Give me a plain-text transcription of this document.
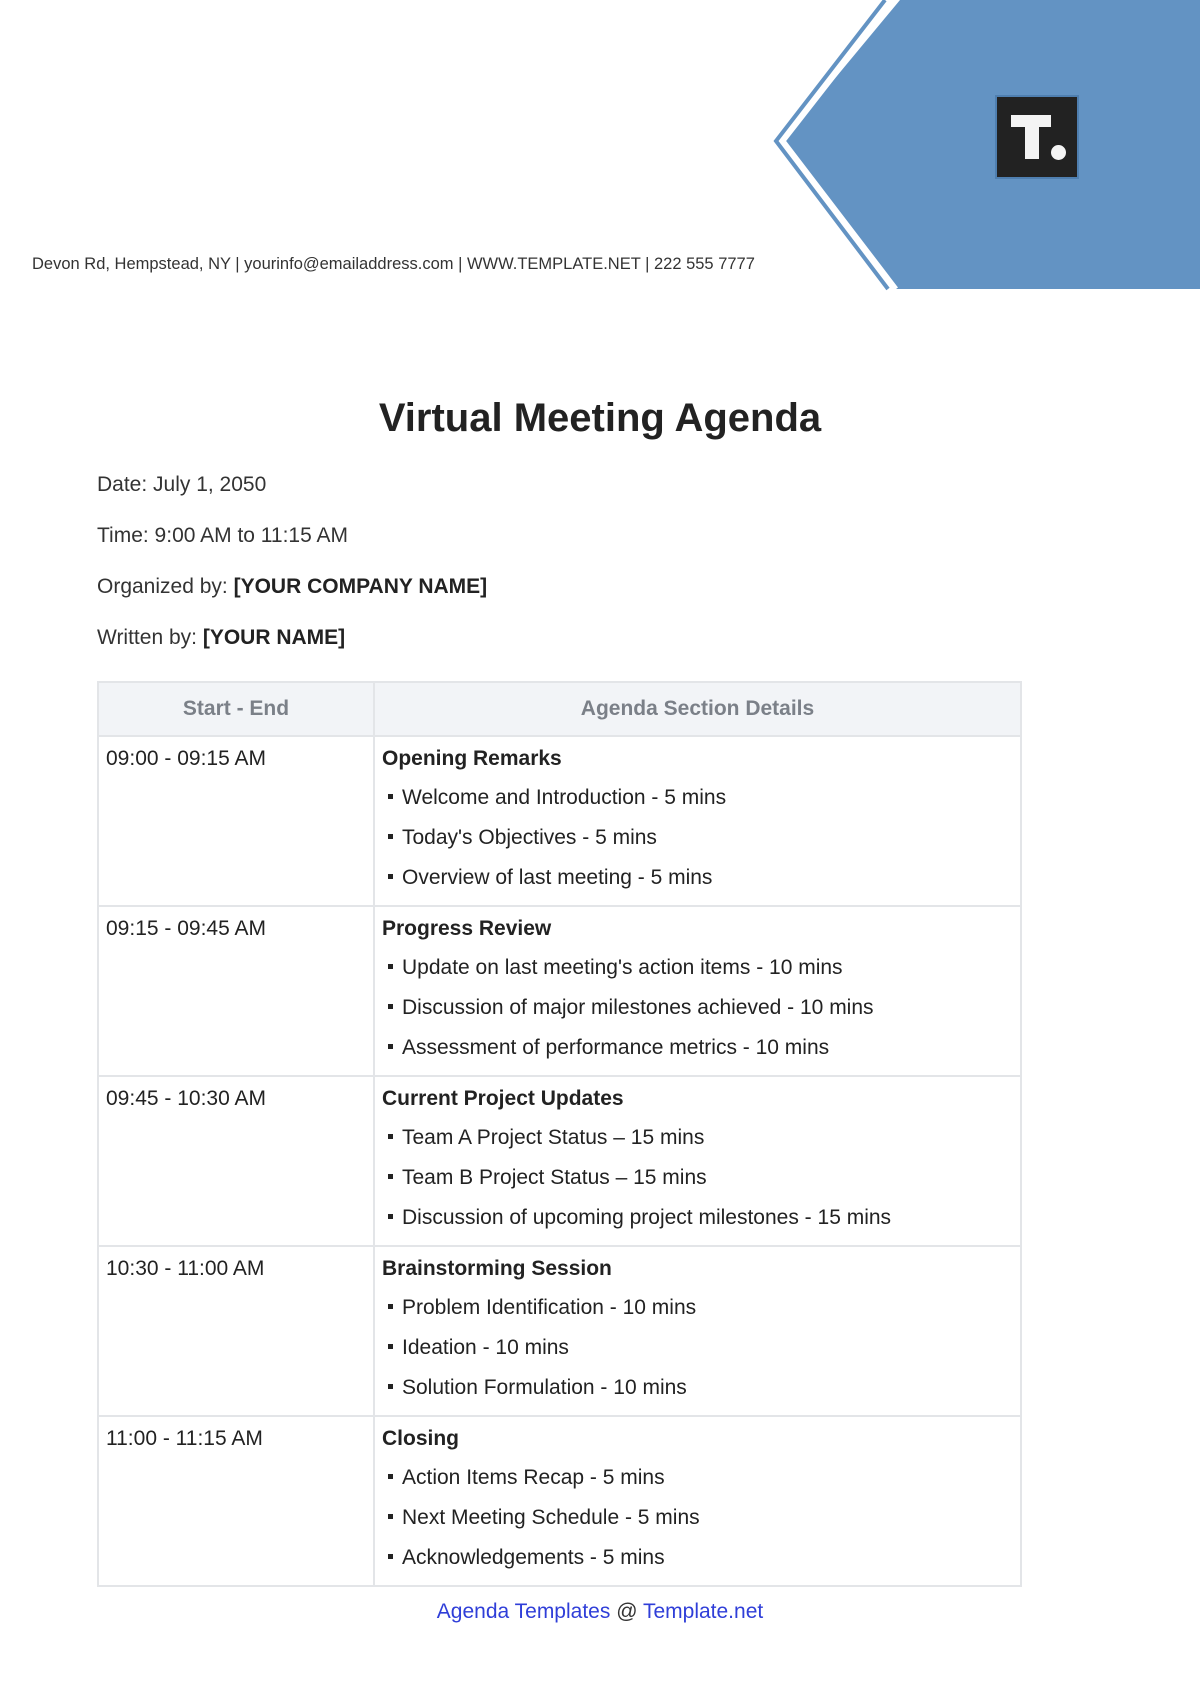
Devon Rd, Hempstead, NY | yourinfo@emailaddress.com | WWW.TEMPLATE.NET | 222 555 7777
Virtual Meeting Agenda
Date: July 1, 2050
Time: 9:00 AM to 11:15 AM
Organized by: [YOUR COMPANY NAME]
Written by: [YOUR NAME]
Start - End	Agenda Section Details
09:00 - 09:15 AM	Opening Remarks
Welcome and Introduction - 5 mins
Today's Objectives - 5 mins
Overview of last meeting - 5 mins

09:15 - 09:45 AM	Progress Review
Update on last meeting's action items - 10 mins
Discussion of major milestones achieved - 10 mins
Assessment of performance metrics - 10 mins

09:45 - 10:30 AM	Current Project Updates
Team A Project Status – 15 mins
Team B Project Status – 15 mins
Discussion of upcoming project milestones - 15 mins

10:30 - 11:00 AM	Brainstorming Session
Problem Identification - 10 mins
Ideation - 10 mins
Solution Formulation - 10 mins

11:00 - 11:15 AM	Closing
Action Items Recap - 5 mins
Next Meeting Schedule - 5 mins
Acknowledgements - 5 mins
Agenda Templates @ Template.net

#### Objective:
Using the material above, state how many lines include the string "Agenda". Answer with a single number.

#### Written reply:
3